* **Problems and tasks**
1. Reproduce the part of the Medicare Part D update that begins at the words "Under the prescription" and stops after "to $2,850 out-of-pocket.".
2. Turn the paragraph of the Medicare Part D update that opens with "The Medicare Prescription Drug, Improvement, and Modernization Act of 2003" into a short bulleted list of its main facts.

** Excerpted text follows **

Medicare Part D - Update
The Medicare Prescription Drug, Improvement, and Modernization Act of 2003 (MMA) created Medicare Part D and was enacted on December 8, 2003. Medicare Part D offers outpatient prescription drug coverage for Medicare beneficiaries who enroll. This prescription coverage first became available on January 1, 2006. Medicare beneficiaries with fee-for service plans may obtain coverage through a stand-alone prescription drug plan (PDP) or through a Medicare Advantage Prescription Drug plan (MA-PD) which covers all Medicare benefits. The Kaiser Family Foundation reported in February 2007, 43 million or 81% of Medicare beneficiaries were enrolled in a fee-for-service program and 8.3 million or 19% were enrolled in a Medicare Advantage plan. Medicare Advantage plans are “private health plans that receive payments from Medicare" and may receive a small additional monthly fee from the Medicare beneficiary. (Source: Kaiser Family Foundation, Medicare Fact Sheet on Medicare Advantage, February 2007.)
Under the prescription drug benefit offered by Medicare Part D in 2006, beneficiaries:
• Pay the first $250 in drug costs (deductible);
• Between $250 and $2,250, pay 25% of total drug costs;
• Between $2,250 and $5,100, pay 100% of total drug costs possibly up to $2,850 out-of-pocket.

** End of Excerpted text **
** Exercise data follows **

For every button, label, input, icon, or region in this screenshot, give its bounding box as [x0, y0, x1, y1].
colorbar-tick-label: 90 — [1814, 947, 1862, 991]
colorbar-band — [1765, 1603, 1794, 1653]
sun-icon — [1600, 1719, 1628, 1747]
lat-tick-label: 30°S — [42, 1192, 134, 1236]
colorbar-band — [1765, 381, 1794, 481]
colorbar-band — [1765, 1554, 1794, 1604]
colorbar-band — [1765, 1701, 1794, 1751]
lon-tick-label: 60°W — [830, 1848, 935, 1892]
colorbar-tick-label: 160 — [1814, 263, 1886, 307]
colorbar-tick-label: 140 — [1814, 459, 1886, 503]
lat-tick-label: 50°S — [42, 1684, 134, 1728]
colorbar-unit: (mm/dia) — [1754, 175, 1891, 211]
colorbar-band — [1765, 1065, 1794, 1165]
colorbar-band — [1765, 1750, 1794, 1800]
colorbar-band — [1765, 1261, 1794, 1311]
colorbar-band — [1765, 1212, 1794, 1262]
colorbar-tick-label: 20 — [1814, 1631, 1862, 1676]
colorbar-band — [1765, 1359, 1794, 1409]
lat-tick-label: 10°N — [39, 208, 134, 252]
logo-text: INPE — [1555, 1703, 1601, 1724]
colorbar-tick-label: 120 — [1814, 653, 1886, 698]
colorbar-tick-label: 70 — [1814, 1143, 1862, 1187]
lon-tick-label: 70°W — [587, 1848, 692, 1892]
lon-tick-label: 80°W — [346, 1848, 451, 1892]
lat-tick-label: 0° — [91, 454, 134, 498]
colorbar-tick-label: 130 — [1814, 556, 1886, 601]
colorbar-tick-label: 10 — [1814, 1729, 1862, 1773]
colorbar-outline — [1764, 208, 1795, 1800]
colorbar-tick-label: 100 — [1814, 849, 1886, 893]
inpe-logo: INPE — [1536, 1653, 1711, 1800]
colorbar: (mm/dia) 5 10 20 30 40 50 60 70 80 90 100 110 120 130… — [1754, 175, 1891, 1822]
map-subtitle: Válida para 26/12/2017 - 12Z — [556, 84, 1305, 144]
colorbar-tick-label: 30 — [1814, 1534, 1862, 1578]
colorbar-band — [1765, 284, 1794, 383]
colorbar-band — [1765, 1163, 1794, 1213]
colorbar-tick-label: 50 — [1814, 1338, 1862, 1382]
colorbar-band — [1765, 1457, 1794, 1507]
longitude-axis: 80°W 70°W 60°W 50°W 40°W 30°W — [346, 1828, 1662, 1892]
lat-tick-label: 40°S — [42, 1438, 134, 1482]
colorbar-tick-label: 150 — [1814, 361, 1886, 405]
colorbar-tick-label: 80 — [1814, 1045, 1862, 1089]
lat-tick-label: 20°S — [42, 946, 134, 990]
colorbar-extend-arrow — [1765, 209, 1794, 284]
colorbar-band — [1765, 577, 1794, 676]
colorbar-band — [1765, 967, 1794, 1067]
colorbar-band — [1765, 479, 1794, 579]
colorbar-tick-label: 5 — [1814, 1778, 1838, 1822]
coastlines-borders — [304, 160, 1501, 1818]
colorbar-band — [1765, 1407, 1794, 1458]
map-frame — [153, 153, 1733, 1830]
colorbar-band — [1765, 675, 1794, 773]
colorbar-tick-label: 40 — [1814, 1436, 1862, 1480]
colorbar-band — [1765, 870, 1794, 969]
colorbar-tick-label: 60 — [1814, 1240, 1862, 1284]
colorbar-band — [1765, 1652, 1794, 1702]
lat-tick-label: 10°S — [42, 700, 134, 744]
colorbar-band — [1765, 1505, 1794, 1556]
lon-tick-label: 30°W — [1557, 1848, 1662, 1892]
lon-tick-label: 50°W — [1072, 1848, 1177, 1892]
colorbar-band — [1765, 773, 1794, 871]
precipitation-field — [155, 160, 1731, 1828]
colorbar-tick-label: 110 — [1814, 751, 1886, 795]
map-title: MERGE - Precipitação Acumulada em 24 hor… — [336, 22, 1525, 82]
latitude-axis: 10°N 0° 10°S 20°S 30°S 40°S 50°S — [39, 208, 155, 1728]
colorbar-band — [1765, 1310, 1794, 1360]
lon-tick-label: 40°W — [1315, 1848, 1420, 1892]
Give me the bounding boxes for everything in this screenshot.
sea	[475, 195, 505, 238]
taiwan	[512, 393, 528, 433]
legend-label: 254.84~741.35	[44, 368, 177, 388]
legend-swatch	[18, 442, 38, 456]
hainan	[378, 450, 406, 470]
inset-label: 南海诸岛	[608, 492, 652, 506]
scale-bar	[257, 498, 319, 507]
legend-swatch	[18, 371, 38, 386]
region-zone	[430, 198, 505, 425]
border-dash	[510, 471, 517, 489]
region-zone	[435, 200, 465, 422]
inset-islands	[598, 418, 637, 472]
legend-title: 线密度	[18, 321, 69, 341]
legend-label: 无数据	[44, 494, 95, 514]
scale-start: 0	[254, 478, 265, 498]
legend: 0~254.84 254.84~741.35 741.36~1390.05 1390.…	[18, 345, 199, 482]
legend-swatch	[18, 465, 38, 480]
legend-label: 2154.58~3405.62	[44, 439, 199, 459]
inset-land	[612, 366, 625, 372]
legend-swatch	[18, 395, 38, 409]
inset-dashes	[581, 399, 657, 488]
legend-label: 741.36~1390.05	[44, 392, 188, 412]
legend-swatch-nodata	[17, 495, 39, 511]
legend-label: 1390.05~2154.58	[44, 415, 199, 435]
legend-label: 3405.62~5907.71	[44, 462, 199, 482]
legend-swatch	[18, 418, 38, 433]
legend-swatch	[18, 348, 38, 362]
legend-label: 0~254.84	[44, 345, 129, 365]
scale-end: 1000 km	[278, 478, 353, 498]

** End of Exercise data **

* **Task-by-task outputs**
1.
Under the prescription drug benefit offered by Medicare Part D in 2006, beneficiaries:
• Pay the first $250 in drug costs (deductible);
• Between $250 and $2,250, pay 25% of total drug costs;
• Between $2,250 and $5,100, pay 100% of total drug costs possibly up to $2,850 out-of-pocket.

2.
- The Medicare Prescription Drug, Improvement, and Modernization Act of 2003 (MMA), enacted December 8, 2003, created Medicare Part D.
- Part D offers outpatient prescription drug coverage to Medicare beneficiaries who enroll. Coverage first became available January 1, 2006.
- Beneficiaries with fee-for-service plans can get coverage through a stand-alone prescription drug plan (PDP) or a Medicare Advantage Prescription Drug plan (MA-PD), which covers all Medicare benefits.
- In February 2007, according to the Kaiser Family Foundation, 43 million beneficiaries (81%) were in fee-for-service programs and 8.3 million (19%) were in Medicare Advantage plans.
- Medicare Advantage plans are private health plans paid by Medicare. They may also charge beneficiaries a small additional monthly fee.